EXERCISE INPUTS:
------------------------
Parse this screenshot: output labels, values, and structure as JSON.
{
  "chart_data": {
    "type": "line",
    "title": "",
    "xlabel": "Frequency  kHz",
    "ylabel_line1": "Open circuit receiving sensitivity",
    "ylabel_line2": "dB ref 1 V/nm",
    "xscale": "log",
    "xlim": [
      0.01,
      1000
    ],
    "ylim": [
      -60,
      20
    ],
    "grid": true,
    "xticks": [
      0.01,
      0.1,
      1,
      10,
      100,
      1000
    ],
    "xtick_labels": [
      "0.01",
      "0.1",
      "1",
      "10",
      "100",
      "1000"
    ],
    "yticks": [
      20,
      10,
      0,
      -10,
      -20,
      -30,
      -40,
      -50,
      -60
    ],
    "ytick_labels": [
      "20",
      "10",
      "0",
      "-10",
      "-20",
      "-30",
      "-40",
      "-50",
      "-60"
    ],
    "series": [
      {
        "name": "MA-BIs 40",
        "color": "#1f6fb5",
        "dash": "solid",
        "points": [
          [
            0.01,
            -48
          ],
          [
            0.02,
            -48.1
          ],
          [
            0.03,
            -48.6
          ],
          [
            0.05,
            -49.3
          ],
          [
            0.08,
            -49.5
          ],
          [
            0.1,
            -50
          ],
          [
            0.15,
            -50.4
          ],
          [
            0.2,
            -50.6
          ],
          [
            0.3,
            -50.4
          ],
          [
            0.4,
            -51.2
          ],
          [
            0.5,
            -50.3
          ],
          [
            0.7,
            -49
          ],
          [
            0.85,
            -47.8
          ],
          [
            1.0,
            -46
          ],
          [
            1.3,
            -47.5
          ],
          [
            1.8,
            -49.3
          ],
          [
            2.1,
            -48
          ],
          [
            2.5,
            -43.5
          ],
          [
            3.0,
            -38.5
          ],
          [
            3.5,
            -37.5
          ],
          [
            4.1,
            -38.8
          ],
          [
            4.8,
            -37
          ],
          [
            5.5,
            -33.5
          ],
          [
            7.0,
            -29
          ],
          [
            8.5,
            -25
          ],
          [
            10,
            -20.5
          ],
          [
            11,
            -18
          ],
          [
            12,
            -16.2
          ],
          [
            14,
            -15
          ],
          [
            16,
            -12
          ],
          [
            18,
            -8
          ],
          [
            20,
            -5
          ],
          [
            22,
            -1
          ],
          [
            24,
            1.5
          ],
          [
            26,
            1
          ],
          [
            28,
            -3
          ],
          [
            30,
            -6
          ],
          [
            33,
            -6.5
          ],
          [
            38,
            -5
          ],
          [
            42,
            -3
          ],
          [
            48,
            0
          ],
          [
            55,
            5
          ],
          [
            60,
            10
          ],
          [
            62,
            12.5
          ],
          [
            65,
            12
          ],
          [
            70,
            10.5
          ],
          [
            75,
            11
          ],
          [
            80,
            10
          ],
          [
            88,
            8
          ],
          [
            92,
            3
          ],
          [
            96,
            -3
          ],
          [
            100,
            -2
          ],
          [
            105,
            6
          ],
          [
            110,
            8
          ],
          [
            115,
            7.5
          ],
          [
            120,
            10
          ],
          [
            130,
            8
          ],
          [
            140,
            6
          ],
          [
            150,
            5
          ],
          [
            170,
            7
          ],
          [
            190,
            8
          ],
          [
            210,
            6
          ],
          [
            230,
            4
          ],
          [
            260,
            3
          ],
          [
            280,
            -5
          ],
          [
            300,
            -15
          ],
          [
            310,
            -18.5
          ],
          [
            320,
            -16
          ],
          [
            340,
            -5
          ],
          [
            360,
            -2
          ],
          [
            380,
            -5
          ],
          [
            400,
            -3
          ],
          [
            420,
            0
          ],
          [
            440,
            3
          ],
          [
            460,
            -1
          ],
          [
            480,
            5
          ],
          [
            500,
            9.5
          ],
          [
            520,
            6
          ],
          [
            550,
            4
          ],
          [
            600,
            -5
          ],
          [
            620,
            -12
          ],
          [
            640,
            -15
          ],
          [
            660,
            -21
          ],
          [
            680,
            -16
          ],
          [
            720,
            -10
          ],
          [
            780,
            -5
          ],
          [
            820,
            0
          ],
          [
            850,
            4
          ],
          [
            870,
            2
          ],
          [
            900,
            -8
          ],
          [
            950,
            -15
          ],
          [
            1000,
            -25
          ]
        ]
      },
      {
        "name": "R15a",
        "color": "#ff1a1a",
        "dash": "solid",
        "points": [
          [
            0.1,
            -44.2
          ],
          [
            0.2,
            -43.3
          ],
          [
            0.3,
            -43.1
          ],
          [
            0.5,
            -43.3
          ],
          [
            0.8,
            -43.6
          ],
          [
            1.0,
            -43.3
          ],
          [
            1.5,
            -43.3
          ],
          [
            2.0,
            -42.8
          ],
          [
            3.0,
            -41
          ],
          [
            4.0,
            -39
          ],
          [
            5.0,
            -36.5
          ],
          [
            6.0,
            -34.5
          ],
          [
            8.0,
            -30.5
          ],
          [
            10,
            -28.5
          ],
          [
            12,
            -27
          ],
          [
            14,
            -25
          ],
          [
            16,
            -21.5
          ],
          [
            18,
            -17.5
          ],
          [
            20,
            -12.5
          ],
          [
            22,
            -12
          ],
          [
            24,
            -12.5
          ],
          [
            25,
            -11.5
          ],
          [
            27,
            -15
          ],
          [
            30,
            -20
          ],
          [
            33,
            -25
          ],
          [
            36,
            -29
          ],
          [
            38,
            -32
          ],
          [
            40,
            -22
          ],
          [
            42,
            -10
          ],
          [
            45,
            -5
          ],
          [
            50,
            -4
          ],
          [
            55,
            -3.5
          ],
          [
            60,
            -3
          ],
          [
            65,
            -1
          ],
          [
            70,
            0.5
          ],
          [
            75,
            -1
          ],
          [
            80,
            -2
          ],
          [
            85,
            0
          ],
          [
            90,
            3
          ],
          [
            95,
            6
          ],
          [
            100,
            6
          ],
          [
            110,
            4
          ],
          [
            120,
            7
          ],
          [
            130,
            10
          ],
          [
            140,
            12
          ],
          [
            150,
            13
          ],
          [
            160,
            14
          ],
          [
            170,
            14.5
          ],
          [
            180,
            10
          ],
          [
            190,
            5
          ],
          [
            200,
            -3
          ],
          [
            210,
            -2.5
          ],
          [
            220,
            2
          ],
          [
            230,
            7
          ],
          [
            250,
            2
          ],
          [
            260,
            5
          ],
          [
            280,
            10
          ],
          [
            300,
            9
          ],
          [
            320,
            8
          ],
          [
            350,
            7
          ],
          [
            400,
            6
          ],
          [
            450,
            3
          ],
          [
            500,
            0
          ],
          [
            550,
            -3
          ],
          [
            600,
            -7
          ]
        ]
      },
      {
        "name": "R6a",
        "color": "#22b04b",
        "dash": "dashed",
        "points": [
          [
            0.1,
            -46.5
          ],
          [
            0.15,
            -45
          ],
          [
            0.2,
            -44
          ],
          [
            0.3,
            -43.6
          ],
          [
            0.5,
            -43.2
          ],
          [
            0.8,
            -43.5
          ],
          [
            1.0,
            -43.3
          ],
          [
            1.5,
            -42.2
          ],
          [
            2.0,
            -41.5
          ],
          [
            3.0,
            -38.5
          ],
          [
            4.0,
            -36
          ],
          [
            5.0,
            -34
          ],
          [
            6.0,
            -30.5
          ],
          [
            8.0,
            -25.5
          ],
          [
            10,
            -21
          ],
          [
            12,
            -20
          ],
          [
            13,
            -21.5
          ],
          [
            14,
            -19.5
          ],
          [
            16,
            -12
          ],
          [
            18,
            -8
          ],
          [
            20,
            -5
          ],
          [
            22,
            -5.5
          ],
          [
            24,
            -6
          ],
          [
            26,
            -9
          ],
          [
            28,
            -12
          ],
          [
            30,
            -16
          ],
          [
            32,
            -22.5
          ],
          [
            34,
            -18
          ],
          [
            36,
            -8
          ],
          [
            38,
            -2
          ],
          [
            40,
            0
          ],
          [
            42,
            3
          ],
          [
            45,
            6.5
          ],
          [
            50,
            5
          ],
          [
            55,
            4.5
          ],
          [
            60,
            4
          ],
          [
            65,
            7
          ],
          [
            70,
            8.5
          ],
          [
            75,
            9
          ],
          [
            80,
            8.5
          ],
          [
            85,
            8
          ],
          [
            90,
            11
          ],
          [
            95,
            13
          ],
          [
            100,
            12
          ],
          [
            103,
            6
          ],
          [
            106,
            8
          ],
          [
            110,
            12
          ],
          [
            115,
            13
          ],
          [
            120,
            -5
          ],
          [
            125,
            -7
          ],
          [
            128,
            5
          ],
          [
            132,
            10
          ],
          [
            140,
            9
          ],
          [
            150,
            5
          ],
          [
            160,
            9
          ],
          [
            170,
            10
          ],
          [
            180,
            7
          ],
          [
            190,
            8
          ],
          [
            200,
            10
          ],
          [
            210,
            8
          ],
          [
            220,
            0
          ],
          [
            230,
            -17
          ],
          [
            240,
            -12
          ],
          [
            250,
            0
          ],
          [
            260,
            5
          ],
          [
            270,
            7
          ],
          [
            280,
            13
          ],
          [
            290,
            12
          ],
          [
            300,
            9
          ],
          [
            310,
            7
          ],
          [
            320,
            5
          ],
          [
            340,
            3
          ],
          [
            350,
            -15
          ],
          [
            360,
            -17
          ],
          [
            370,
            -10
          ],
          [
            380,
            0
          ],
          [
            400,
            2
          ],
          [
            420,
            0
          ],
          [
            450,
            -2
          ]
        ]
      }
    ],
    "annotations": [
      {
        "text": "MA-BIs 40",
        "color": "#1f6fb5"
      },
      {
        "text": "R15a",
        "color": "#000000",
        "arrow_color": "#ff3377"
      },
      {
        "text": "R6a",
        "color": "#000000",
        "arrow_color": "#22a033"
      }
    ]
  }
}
------------------------
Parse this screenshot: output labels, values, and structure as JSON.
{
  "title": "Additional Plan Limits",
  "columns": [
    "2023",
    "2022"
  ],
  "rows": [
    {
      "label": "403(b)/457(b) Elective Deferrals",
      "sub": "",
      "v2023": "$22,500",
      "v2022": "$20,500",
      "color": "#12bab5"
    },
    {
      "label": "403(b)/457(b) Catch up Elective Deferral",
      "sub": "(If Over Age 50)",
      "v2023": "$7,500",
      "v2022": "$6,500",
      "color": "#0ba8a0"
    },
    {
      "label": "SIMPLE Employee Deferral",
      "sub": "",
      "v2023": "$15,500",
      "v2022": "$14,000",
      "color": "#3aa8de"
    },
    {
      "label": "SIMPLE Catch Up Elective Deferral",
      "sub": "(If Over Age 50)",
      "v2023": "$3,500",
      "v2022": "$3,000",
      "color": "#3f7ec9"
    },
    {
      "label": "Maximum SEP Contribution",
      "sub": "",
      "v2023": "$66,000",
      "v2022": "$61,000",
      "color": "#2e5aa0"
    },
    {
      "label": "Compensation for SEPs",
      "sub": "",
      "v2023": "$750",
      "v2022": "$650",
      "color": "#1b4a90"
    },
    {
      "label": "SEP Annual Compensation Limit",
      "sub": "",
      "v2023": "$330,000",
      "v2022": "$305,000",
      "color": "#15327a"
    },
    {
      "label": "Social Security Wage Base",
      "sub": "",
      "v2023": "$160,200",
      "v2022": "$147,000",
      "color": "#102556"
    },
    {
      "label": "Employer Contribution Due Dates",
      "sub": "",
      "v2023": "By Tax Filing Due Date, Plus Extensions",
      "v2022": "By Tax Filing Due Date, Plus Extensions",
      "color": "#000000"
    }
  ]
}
------------------------
DIRECTION:
Pull out every line of the records above that contains the word "Plus".

ANSWER TO THIS TASK:
      "v2023": "By Tax Filing Due Date, Plus Extensions",
      "v2022": "By Tax Filing Due Date, Plus Extensions",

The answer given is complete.